TASK INSTRUCTIONS —
Can you copy the following data line for line, changing nothing?

MATERIAL FOR THE TASK —
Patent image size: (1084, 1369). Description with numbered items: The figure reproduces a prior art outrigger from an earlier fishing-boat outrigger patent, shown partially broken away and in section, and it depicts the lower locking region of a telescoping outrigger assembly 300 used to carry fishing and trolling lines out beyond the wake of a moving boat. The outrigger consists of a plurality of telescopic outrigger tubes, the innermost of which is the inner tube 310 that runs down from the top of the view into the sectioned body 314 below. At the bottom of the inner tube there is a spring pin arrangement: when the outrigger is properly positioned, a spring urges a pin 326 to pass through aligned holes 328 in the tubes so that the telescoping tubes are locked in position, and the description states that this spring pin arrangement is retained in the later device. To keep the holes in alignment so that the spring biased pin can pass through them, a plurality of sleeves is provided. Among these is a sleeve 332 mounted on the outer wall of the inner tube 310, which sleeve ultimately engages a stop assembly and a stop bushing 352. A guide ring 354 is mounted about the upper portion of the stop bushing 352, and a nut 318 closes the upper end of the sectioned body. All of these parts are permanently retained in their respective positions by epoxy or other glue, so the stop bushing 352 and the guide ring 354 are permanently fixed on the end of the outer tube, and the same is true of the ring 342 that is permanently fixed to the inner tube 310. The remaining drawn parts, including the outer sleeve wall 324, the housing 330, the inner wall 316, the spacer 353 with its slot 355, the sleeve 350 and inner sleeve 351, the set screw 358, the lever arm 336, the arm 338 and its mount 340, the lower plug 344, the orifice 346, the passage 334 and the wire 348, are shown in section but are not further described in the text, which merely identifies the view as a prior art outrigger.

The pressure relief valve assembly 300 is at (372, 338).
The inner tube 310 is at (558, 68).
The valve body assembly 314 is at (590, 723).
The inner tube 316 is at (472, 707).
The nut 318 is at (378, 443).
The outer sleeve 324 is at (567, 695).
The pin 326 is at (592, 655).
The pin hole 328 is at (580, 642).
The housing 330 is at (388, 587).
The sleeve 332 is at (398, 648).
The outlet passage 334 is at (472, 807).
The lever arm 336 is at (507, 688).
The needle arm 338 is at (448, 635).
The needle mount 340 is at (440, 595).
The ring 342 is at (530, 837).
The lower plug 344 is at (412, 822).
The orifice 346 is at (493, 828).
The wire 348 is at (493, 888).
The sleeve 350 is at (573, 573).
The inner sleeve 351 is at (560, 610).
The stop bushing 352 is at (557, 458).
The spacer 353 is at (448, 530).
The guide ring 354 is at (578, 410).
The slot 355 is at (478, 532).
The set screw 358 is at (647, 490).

EXERCISE RESPONSE —
Patent image size: (1084, 1369). Description with numbered items: The figure reproduces a prior art outrigger from an earlier fishing-boat outrigger patent, shown partially broken away and in section, and it depicts the lower locking region of a telescoping outrigger assembly 300 used to carry fishing and trolling lines out beyond the wake of a moving boat. The outrigger consists of a plurality of telescopic outrigger tubes, the innermost of which is the inner tube 310 that runs down from the top of the view into the sectioned body 314 below. At the bottom of the inner tube there is a spring pin arrangement: when the outrigger is properly positioned, a spring urges a pin 326 to pass through aligned holes 328 in the tubes so that the telescoping tubes are locked in position, and the description states that this spring pin arrangement is retained in the later device. To keep the holes in alignment so that the spring biased pin can pass through them, a plurality of sleeves is provided. Among these is a sleeve 332 mounted on the outer wall of the inner tube 310, which sleeve ultimately engages a stop assembly and a stop bushing 352. A guide ring 354 is mounted about the upper portion of the stop bushing 352, and a nut 318 closes the upper end of the sectioned body. All of these parts are permanently retained in their respective positions by epoxy or other glue, so the stop bushing 352 and the guide ring 354 are permanently fixed on the end of the outer tube, and the same is true of the ring 342 that is permanently fixed to the inner tube 310. The remaining drawn parts, including the outer sleeve wall 324, the housing 330, the inner wall 316, the spacer 353 with its slot 355, the sleeve 350 and inner sleeve 351, the set screw 358, the lever arm 336, the arm 338 and its mount 340, the lower plug 344, the orifice 346, the passage 334 and the wire 348, are shown in section but are not further described in the text, which merely identifies the view as a prior art outrigger.

The pressure relief valve assembly 300 is at (372, 338).
The inner tube 310 is at (558, 68).
The valve body assembly 314 is at (590, 723).
The inner tube 316 is at (472, 707).
The nut 318 is at (378, 443).
The outer sleeve 324 is at (567, 695).
The pin 326 is at (592, 655).
The pin hole 328 is at (580, 642).
The housing 330 is at (388, 587).
The sleeve 332 is at (398, 648).
The outlet passage 334 is at (472, 807).
The lever arm 336 is at (507, 688).
The needle arm 338 is at (448, 635).
The needle mount 340 is at (440, 595).
The ring 342 is at (530, 837).
The lower plug 344 is at (412, 822).
The orifice 346 is at (493, 828).
The wire 348 is at (493, 888).
The sleeve 350 is at (573, 573).
The inner sleeve 351 is at (560, 610).
The stop bushing 352 is at (557, 458).
The spacer 353 is at (448, 530).
The guide ring 354 is at (578, 410).
The slot 355 is at (478, 532).
The set screw 358 is at (647, 490).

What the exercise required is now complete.